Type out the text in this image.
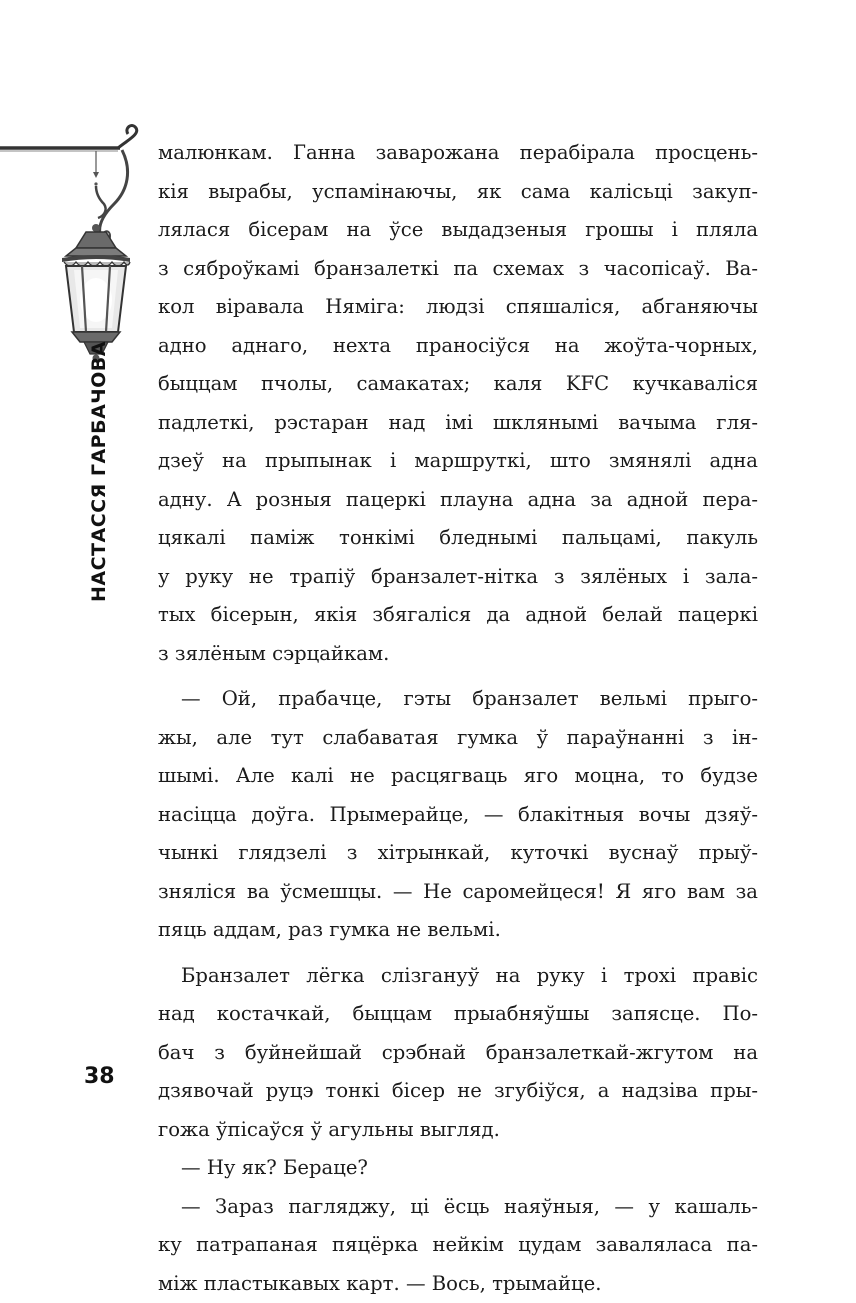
НАСТАССЯ ГАРБАЧОВА
38
малюнкам. Ганна заварожана перабірала просцень-
кія вырабы, успамінаючы, як сама калісьці закуп-
лялася бісерам на ўсе выдадзеныя грошы і пляла
з сяброўкамі бранзалеткі па схемах з часопісаў. Ва-
кол віравала Няміга: людзі спяшаліся, абганяючы
адно аднаго, нехта праносіўся на жоўта-чорных,
быццам пчолы, самакатах; каля KFC кучкаваліся
падлеткі, рэстаран над імі шклянымі вачыма гля-
дзеў на прыпынак і маршруткі, што змянялі адна
адну. А розныя пацеркі плауна адна за адной пера-
цякалі паміж тонкімі бледнымі пальцамі, пакуль
у руку не трапіў бранзалет-нітка з зялёных і зала-
тых бісерын, якія збягаліся да адной белай пацеркі
з зялёным сэрцайкам.
— Ой, прабачце, гэты бранзалет вельмі прыго-
жы, але тут слабаватая гумка ў параўнанні з ін-
шымі. Але калі не расцягваць яго моцна, то будзе
насіцца доўга. Прымерайце, — блакітныя вочы дзяў-
чынкі глядзелі з хітрынкай, куточкі вуснаў прыў-
зняліся ва ўсмешцы. — Не саромейцеся! Я яго вам за
пяць аддам, раз гумка не вельмі.
Бранзалет лёгка слізгануў на руку і трохі правіс
над костачкай, быццам прыабняўшы запясце. По-
бач з буйнейшай срэбнай бранзалеткай-жгутом на
дзявочай руцэ тонкі бісер не згубіўся, а надзіва пры-
гожа ўпісаўся ў агульны выгляд.
— Ну як? Бераце?
— Зараз пагляджу, ці ёсць наяўныя, — у кашаль-
ку патрапаная пяцёрка нейкім цудам заваляласа па-
між пластыкавых карт. — Вось, трымайце.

SET EXERCISE: Quote the preceding listing precisely and completely, omitting its images.

EXERCISE SOLUTION:
Type out the text in this image.
НАСТАССЯ ГАРБАЧОВА
38
малюнкам. Ганна заварожана перабірала просцень-
кія вырабы, успамінаючы, як сама калісьці закуп-
лялася бісерам на ўсе выдадзеныя грошы і пляла
з сяброўкамі бранзалеткі па схемах з часопісаў. Ва-
кол віравала Няміга: людзі спяшаліся, абганяючы
адно аднаго, нехта праносіўся на жоўта-чорных,
быццам пчолы, самакатах; каля KFC кучкаваліся
падлеткі, рэстаран над імі шклянымі вачыма гля-
дзеў на прыпынак і маршруткі, што змянялі адна
адну. А розныя пацеркі плауна адна за адной пера-
цякалі паміж тонкімі бледнымі пальцамі, пакуль
у руку не трапіў бранзалет-нітка з зялёных і зала-
тых бісерын, якія збягаліся да адной белай пацеркі
з зялёным сэрцайкам.
— Ой, прабачце, гэты бранзалет вельмі прыго-
жы, але тут слабаватая гумка ў параўнанні з ін-
шымі. Але калі не расцягваць яго моцна, то будзе
насіцца доўга. Прымерайце, — блакітныя вочы дзяў-
чынкі глядзелі з хітрынкай, куточкі вуснаў прыў-
зняліся ва ўсмешцы. — Не саромейцеся! Я яго вам за
пяць аддам, раз гумка не вельмі.
Бранзалет лёгка слізгануў на руку і трохі правіс
над костачкай, быццам прыабняўшы запясце. По-
бач з буйнейшай срэбнай бранзалеткай-жгутом на
дзявочай руцэ тонкі бісер не згубіўся, а надзіва пры-
гожа ўпісаўся ў агульны выгляд.
— Ну як? Бераце?
— Зараз пагляджу, ці ёсць наяўныя, — у кашаль-
ку патрапаная пяцёрка нейкім цудам заваляласа па-
між пластыкавых карт. — Вось, трымайце.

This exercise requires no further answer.